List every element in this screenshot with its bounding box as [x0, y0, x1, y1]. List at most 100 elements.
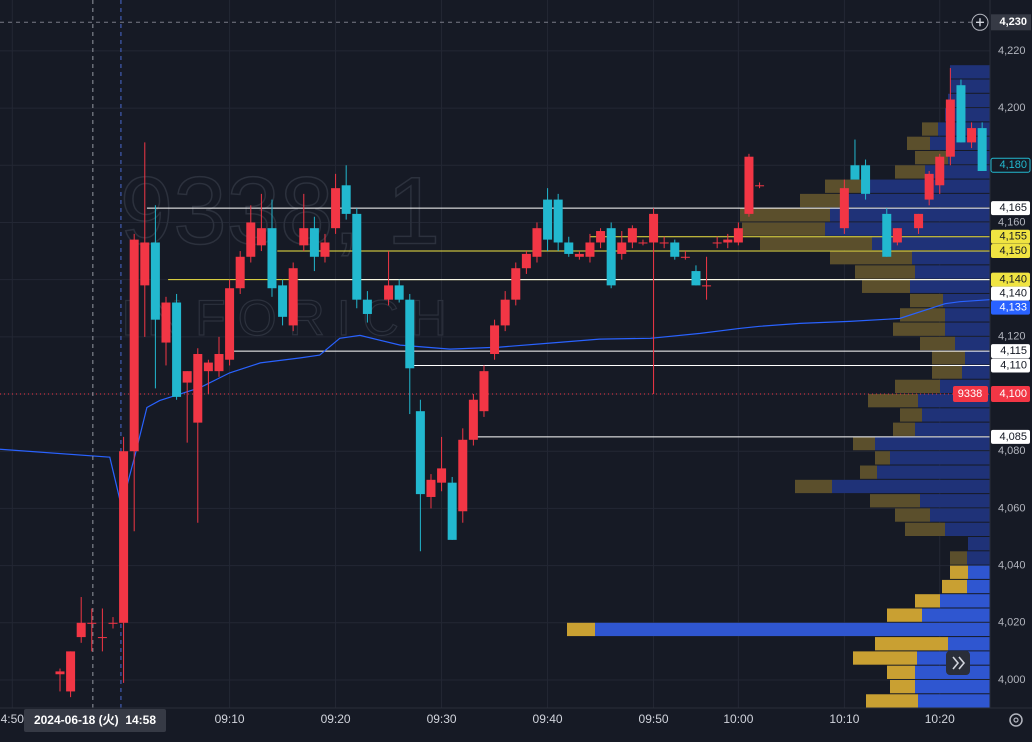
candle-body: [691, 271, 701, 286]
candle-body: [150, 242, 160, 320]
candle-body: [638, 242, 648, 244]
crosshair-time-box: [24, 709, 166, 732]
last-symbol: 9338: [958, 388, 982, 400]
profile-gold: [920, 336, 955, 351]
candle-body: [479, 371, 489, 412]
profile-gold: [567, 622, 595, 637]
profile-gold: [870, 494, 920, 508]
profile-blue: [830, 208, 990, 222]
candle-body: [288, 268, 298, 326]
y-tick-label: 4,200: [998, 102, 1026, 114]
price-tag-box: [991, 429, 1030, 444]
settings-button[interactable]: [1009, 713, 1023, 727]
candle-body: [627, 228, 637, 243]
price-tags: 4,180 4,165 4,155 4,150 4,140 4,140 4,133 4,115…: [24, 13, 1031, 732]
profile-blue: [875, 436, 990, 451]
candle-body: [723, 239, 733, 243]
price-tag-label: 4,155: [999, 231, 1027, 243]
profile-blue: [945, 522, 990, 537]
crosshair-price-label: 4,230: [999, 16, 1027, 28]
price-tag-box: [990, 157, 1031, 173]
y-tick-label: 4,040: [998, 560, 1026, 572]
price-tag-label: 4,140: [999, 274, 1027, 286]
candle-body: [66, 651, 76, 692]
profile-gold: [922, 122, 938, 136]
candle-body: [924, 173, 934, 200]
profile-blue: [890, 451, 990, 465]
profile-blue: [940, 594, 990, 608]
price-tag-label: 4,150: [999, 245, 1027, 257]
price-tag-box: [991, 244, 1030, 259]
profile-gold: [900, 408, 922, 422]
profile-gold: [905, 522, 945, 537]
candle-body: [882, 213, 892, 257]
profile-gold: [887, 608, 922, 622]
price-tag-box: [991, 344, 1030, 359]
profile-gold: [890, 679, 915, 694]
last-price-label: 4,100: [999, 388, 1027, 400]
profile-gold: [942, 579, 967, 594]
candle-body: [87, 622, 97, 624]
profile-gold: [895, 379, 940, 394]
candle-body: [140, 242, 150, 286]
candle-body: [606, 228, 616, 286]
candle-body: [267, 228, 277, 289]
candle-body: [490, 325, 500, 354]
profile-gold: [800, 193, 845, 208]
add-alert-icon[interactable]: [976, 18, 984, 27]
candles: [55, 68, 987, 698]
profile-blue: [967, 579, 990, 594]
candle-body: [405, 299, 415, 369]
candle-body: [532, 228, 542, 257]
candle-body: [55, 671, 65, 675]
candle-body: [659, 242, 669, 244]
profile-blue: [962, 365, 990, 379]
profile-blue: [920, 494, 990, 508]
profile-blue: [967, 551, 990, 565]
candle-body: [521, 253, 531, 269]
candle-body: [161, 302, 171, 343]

....

• Problem
Give the lines of the material as a numbered list, starting at the line containing "candle-body: [691, 271, 701, 286]" and ending at the line containing "profile-gold: [890, 679, 915, 694]", with both of those lines included and any blank lines omitted.

• Task response
1. candle-body: [691, 271, 701, 286]
2. candle-body: [150, 242, 160, 320]
3. candle-body: [638, 242, 648, 244]
4. crosshair-time-box: [24, 709, 166, 732]
5. last-symbol: 9338: [958, 388, 982, 400]
6. profile-gold: [920, 336, 955, 351]
7. candle-body: [479, 371, 489, 412]
8. profile-gold: [567, 622, 595, 637]
9. profile-gold: [870, 494, 920, 508]
10. profile-blue: [830, 208, 990, 222]
11. candle-body: [288, 268, 298, 326]
12. y-tick-label: 4,200: [998, 102, 1026, 114]
13. price-tag-box: [991, 429, 1030, 444]
14. settings-button[interactable]: [1009, 713, 1023, 727]
15. candle-body: [627, 228, 637, 243]
16. price-tags: 4,180 4,165 4,155 4,150 4,140 4,140 4,133 4,115…: [24, 13, 1031, 732]
17. profile-blue: [875, 436, 990, 451]
18. candle-body: [723, 239, 733, 243]
19. price-tag-label: 4,155: [999, 231, 1027, 243]
20. profile-blue: [945, 522, 990, 537]
21. crosshair-price-label: 4,230: [999, 16, 1027, 28]
22. price-tag-box: [990, 157, 1031, 173]
23. y-tick-label: 4,040: [998, 560, 1026, 572]
24. price-tag-label: 4,140: [999, 274, 1027, 286]
25. candle-body: [66, 651, 76, 692]
26. profile-gold: [922, 122, 938, 136]
27. candle-body: [924, 173, 934, 200]
28. profile-blue: [890, 451, 990, 465]
29. profile-blue: [940, 594, 990, 608]
30. price-tag-label: 4,150: [999, 245, 1027, 257]
31. price-tag-box: [991, 244, 1030, 259]
32. profile-gold: [900, 408, 922, 422]
33. profile-gold: [905, 522, 945, 537]
34. candle-body: [882, 213, 892, 257]
35. profile-gold: [887, 608, 922, 622]
36. price-tag-box: [991, 344, 1030, 359]
37. profile-gold: [890, 679, 915, 694]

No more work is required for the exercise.